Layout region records
----

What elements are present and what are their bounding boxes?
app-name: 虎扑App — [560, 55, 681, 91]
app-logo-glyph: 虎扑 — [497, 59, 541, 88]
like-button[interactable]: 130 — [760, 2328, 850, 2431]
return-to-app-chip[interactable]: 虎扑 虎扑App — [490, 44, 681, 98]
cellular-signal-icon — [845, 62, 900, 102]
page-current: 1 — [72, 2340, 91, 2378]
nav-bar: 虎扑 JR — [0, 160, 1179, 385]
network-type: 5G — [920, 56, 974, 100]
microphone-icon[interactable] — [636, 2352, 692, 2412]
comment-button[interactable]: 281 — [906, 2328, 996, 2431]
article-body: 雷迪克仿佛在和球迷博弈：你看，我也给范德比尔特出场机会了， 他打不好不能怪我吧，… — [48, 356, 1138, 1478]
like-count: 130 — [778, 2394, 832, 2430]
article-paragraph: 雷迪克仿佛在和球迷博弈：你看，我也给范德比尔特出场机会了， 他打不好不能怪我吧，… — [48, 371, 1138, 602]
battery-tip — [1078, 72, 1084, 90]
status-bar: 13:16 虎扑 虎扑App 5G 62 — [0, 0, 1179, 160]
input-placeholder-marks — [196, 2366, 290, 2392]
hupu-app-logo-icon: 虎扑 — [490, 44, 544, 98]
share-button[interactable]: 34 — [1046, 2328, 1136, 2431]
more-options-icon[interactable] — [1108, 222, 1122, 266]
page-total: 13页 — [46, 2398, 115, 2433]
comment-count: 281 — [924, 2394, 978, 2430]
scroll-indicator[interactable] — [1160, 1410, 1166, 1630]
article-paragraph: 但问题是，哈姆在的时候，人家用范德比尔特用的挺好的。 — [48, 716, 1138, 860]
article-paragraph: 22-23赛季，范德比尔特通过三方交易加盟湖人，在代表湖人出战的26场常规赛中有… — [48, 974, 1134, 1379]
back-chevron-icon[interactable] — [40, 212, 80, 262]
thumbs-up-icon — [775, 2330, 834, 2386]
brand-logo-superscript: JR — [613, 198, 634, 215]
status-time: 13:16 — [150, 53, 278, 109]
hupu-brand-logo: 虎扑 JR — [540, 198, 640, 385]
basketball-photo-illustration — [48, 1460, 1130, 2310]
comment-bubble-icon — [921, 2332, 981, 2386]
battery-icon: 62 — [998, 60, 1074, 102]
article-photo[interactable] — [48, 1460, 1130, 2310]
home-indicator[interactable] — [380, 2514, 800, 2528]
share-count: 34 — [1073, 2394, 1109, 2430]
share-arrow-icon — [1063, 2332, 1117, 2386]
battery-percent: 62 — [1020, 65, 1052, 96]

----

Work to complete:
Reproduce every entry above verbatim, keeping each line in its original order.

Response below:
What elements are present and what are their bounding boxes?
app-name: 虎扑App — [560, 55, 681, 91]
app-logo-glyph: 虎扑 — [497, 59, 541, 88]
like-button[interactable]: 130 — [760, 2328, 850, 2431]
return-to-app-chip[interactable]: 虎扑 虎扑App — [490, 44, 681, 98]
cellular-signal-icon — [845, 62, 900, 102]
page-current: 1 — [72, 2340, 91, 2378]
nav-bar: 虎扑 JR — [0, 160, 1179, 385]
network-type: 5G — [920, 56, 974, 100]
microphone-icon[interactable] — [636, 2352, 692, 2412]
comment-button[interactable]: 281 — [906, 2328, 996, 2431]
article-body: 雷迪克仿佛在和球迷博弈：你看，我也给范德比尔特出场机会了， 他打不好不能怪我吧，… — [48, 356, 1138, 1478]
like-count: 130 — [778, 2394, 832, 2430]
article-paragraph: 雷迪克仿佛在和球迷博弈：你看，我也给范德比尔特出场机会了， 他打不好不能怪我吧，… — [48, 371, 1138, 602]
battery-tip — [1078, 72, 1084, 90]
status-bar: 13:16 虎扑 虎扑App 5G 62 — [0, 0, 1179, 160]
input-placeholder-marks — [196, 2366, 290, 2392]
hupu-app-logo-icon: 虎扑 — [490, 44, 544, 98]
share-button[interactable]: 34 — [1046, 2328, 1136, 2431]
more-options-icon[interactable] — [1108, 222, 1122, 266]
page-total: 13页 — [46, 2398, 115, 2433]
comment-count: 281 — [924, 2394, 978, 2430]
scroll-indicator[interactable] — [1160, 1410, 1166, 1630]
article-paragraph: 但问题是，哈姆在的时候，人家用范德比尔特用的挺好的。 — [48, 716, 1138, 860]
article-paragraph: 22-23赛季，范德比尔特通过三方交易加盟湖人，在代表湖人出战的26场常规赛中有… — [48, 974, 1134, 1379]
back-chevron-icon[interactable] — [40, 212, 80, 262]
thumbs-up-icon — [775, 2330, 834, 2386]
brand-logo-superscript: JR — [613, 198, 634, 215]
status-time: 13:16 — [150, 53, 278, 109]
hupu-brand-logo: 虎扑 JR — [540, 198, 640, 385]
basketball-photo-illustration — [48, 1460, 1130, 2310]
comment-bubble-icon — [921, 2332, 981, 2386]
battery-icon: 62 — [998, 60, 1074, 102]
article-photo[interactable] — [48, 1460, 1130, 2310]
home-indicator[interactable] — [380, 2514, 800, 2528]
share-count: 34 — [1073, 2394, 1109, 2430]
share-arrow-icon — [1063, 2332, 1117, 2386]
battery-percent: 62 — [1020, 65, 1052, 96]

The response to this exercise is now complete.